#### PAGE
What he said. We need to compare apples to apples.


----------



## Triple L (Nov 1, 2005)

I figured myn out, average towing the idential same trailer as EXR, Same mowers and everything, except I carry a walkbehind and alot more trimmers and hand tools... and it comes out to about 13.2 - 14.5 mpg stictly city driving...

Maby it is driving style, but it still seems his economy is still kinda low...

On a side note, Since pretty much new, I've ran that lucus top end lube, just put a little in every tank, says its suppost to help mpg's... i dont really care about that tho, i add it to keep the cp3 lubed up a little more... my truck only has 25,000 km's on it so i guess its not even broken in... but its getting close to 1,000 hours so I think its more then broke in...

I forget, but exr's truck only had like 1,100 or something like that... So these are as close to apples to apples as you can get...


----------



## EXR (Apr 1, 2009)

#### GIVEN INFORMATION
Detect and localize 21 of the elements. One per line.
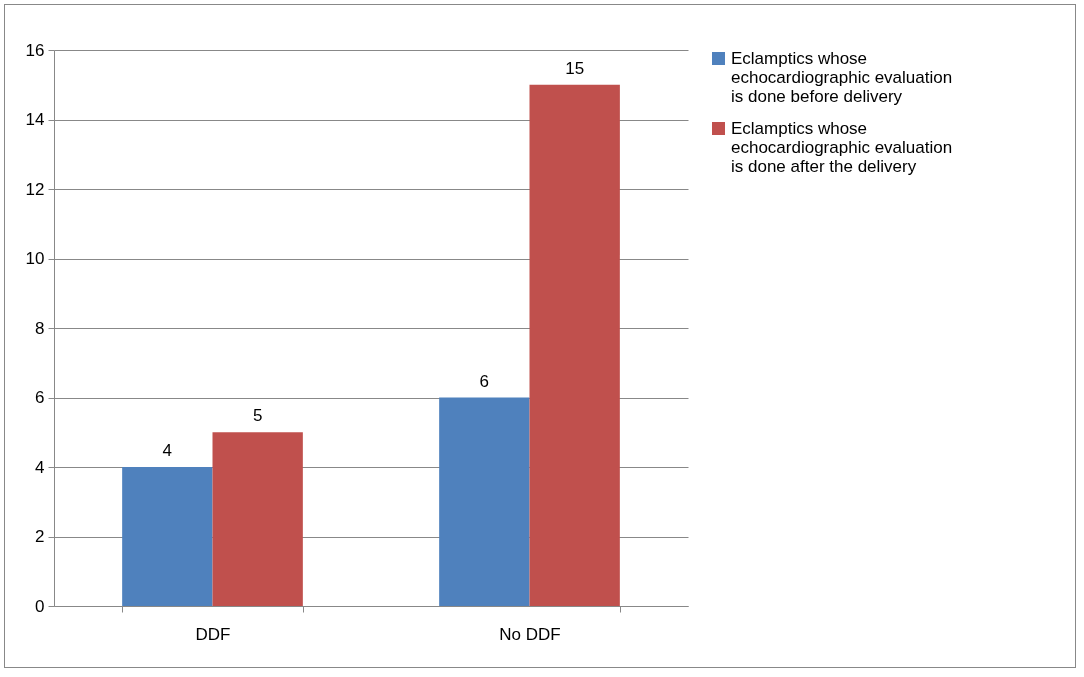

#### EXERCISE
Copy out the whole truck mileage thread above, word for word.

#### FINAL RESULT
What he said. We need to compare apples to apples.


----------



## Triple L (Nov 1, 2005)

I figured myn out, average towing the idential same trailer as EXR, Same mowers and everything, except I carry a walkbehind and alot more trimmers and hand tools... and it comes out to about 13.2 - 14.5 mpg stictly city driving...

Maby it is driving style, but it still seems his economy is still kinda low...

On a side note, Since pretty much new, I've ran that lucus top end lube, just put a little in every tank, says its suppost to help mpg's... i dont really care about that tho, i add it to keep the cp3 lubed up a little more... my truck only has 25,000 km's on it so i guess its not even broken in... but its getting close to 1,000 hours so I think its more then broke in...

I forget, but exr's truck only had like 1,100 or something like that... So these are as close to apples to apples as you can get...


----------



## EXR (Apr 1, 2009)